Problem statement:
In the first item below, take the lines starting with the line that contains "nick-label: < teK> xyxy=(48,256,96,272)" and going on through the line that contains "nick-label: < orbi> xyxy=(48,144,104,160)". Arrange only these lines as a JSON list of strings, one string per line, leaving out blank lines.

Recorded information:
▬▬▬▬▬▬▬▬▬▬

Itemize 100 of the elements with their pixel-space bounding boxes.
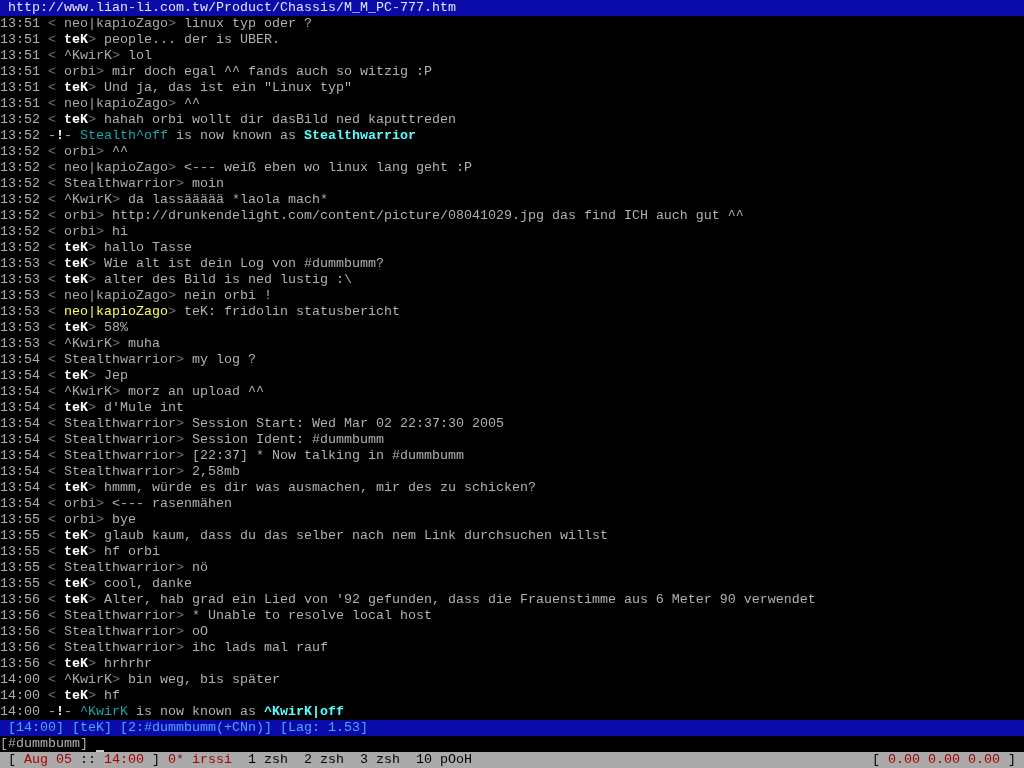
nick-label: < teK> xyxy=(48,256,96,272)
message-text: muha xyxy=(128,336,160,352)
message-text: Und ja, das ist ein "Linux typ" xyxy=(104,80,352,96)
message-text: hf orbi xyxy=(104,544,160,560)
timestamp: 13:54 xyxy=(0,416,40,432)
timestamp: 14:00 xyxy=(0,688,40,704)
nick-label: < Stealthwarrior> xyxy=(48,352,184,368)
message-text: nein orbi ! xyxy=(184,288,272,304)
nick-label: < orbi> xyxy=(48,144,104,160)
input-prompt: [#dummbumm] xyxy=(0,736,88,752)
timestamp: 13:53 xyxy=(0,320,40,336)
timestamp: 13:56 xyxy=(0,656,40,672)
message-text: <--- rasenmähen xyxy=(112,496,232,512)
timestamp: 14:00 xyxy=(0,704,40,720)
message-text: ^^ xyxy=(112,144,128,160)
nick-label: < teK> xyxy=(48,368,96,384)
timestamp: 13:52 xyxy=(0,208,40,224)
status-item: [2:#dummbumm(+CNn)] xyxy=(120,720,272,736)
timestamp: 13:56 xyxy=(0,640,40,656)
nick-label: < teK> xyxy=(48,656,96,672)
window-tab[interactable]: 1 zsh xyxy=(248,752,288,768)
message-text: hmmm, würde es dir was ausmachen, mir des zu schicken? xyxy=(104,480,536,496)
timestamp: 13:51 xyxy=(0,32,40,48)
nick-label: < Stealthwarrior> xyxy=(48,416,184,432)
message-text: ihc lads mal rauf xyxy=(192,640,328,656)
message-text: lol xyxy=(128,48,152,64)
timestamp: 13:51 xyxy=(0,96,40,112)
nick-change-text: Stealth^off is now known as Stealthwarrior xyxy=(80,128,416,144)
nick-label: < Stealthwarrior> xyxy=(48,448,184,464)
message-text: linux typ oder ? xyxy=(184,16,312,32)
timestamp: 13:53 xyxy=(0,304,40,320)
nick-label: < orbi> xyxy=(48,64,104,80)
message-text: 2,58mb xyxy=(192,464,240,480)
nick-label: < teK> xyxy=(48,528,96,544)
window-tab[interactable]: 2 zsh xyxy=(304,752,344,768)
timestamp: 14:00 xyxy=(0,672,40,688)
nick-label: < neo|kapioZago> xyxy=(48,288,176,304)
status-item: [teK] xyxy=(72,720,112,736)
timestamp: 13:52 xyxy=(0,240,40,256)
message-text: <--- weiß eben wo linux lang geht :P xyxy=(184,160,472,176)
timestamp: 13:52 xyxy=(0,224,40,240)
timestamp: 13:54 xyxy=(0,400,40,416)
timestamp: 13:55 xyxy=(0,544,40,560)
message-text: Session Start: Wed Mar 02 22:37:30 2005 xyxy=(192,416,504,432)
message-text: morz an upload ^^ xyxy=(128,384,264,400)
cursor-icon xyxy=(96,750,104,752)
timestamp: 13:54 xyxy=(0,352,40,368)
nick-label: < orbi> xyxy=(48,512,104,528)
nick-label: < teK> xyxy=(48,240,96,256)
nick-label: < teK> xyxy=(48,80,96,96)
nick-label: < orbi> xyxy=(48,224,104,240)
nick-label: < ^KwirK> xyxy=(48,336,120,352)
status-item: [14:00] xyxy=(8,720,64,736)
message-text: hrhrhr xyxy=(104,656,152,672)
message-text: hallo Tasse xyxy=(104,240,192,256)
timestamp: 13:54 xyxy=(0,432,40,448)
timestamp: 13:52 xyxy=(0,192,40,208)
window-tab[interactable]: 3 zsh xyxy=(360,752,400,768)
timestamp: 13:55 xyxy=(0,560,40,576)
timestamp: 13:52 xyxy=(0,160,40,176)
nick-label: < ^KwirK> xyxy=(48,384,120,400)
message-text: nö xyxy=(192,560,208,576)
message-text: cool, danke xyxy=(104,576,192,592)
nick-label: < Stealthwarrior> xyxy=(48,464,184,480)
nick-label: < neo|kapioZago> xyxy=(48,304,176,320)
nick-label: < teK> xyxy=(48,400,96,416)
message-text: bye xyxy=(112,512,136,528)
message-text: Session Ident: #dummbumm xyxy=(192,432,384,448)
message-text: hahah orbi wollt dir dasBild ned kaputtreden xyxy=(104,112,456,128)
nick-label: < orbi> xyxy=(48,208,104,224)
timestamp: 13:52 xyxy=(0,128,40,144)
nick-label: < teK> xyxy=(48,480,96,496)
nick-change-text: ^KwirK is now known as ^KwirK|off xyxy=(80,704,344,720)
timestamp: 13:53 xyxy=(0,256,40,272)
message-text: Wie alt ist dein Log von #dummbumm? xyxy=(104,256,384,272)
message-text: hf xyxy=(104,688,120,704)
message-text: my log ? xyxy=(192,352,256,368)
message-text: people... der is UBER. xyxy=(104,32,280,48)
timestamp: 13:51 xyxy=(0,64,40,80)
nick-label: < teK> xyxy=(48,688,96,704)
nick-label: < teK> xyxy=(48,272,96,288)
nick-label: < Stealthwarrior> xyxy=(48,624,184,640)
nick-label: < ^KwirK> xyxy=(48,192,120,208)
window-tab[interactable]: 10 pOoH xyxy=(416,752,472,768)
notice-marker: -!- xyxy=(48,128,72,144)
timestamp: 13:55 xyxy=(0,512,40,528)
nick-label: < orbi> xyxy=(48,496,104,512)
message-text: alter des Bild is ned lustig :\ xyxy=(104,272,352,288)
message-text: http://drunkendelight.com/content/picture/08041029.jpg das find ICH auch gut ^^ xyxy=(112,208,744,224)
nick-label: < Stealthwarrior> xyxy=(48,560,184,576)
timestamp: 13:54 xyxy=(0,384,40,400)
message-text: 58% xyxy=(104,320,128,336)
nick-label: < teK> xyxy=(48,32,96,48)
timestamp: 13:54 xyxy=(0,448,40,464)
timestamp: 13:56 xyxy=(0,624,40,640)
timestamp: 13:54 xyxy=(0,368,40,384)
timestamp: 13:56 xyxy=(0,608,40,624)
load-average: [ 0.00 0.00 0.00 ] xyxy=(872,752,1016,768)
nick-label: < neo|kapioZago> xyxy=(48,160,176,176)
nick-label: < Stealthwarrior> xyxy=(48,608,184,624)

▬▬▬▬▬▬▬▬▬▬

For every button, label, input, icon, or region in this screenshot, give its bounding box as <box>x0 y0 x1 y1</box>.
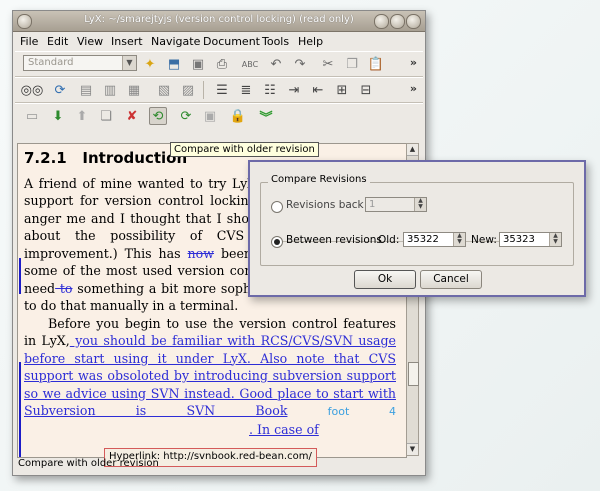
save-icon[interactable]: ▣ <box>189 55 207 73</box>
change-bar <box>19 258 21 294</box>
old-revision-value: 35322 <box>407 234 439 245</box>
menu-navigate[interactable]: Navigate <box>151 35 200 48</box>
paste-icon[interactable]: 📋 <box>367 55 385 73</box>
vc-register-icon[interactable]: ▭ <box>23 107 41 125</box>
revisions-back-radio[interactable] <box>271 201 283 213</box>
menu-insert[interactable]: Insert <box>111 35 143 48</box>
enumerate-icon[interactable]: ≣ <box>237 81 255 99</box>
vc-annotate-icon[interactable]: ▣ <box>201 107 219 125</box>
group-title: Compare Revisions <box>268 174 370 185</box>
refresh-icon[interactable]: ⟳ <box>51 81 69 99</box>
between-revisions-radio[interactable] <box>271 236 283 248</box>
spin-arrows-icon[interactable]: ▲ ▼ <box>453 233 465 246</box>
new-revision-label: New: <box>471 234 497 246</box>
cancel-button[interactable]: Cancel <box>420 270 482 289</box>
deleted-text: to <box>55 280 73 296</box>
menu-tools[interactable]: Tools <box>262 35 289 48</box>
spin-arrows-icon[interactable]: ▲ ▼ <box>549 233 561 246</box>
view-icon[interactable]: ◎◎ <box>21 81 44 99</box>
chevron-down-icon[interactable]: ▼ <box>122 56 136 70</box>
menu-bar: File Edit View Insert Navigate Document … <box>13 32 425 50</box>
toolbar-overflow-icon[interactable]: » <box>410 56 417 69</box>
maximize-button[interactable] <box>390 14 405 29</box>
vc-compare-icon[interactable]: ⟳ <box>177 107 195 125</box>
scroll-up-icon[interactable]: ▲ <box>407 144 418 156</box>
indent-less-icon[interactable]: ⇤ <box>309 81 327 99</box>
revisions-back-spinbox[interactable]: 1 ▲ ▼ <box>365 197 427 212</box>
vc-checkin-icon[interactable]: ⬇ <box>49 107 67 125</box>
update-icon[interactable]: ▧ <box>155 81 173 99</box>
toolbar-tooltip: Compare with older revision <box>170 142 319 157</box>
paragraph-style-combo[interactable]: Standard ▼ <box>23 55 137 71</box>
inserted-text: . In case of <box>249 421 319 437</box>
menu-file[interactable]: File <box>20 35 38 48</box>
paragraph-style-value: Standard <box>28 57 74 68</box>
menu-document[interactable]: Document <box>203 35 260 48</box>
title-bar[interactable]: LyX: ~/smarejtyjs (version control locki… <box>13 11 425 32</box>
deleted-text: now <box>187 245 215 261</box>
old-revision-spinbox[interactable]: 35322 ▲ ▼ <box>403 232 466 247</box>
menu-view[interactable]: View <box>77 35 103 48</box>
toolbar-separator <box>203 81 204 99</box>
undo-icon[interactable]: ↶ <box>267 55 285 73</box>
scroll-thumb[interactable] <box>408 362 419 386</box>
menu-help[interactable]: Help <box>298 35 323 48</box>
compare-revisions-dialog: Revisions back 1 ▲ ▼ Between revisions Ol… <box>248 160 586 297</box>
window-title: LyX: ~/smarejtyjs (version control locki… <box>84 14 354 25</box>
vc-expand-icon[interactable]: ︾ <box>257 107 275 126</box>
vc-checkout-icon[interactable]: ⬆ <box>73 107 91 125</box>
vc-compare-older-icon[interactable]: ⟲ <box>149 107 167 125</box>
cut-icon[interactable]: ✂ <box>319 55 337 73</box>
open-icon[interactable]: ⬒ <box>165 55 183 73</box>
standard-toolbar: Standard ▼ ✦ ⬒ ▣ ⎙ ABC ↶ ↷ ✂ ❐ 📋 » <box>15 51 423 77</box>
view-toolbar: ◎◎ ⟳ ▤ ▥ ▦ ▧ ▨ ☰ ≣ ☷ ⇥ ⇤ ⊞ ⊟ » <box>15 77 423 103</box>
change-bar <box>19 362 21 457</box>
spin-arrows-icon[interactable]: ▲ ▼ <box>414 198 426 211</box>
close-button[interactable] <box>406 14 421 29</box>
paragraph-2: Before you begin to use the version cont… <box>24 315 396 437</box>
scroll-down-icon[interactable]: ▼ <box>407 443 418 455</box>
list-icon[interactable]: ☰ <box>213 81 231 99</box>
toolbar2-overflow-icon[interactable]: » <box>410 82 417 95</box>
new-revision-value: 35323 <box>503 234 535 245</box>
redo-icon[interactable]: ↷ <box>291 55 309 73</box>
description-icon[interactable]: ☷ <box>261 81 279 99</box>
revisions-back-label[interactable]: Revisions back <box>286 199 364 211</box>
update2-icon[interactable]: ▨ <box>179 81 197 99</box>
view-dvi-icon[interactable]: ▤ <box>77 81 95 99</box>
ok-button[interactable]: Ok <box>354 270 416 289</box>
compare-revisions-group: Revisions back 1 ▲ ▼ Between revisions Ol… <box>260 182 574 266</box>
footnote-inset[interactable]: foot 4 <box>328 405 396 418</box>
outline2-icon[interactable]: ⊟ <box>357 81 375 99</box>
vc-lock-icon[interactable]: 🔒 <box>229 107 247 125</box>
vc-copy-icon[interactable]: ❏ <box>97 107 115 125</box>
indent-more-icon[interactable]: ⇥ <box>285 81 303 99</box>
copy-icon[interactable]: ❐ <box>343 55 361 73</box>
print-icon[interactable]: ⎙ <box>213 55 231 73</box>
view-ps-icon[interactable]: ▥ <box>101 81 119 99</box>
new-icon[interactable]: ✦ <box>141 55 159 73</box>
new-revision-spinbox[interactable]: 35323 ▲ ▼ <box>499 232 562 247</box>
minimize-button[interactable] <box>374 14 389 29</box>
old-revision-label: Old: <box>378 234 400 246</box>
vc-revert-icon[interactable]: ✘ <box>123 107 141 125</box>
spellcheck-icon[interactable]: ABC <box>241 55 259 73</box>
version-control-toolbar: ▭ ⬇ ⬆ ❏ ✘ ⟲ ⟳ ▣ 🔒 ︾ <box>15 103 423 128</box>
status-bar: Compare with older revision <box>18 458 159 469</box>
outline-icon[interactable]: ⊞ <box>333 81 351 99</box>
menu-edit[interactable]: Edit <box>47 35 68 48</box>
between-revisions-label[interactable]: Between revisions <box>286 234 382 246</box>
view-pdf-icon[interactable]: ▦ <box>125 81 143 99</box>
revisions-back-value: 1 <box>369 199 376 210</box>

▬▬▬▬▬▬▬▬▬▬

Right answer:
[
  "nick-label: < teK> xyxy=(48,256,96,272)",
  "message-text: muha xyxy=(128,336,160,352)",
  "message-text: Und ja, das ist ein \"Linux typ\" xyxy=(104,80,352,96)",
  "message-text: hf orbi xyxy=(104,544,160,560)",
  "timestamp: 13:54 xyxy=(0,416,40,432)",
  "timestamp: 14:00 xyxy=(0,688,40,704)",
  "nick-label: < Stealthwarrior> xyxy=(48,352,184,368)",
  "message-text: nein orbi ! xyxy=(184,288,272,304)",
  "nick-label: < orbi> xyxy=(48,144,104,160)"
]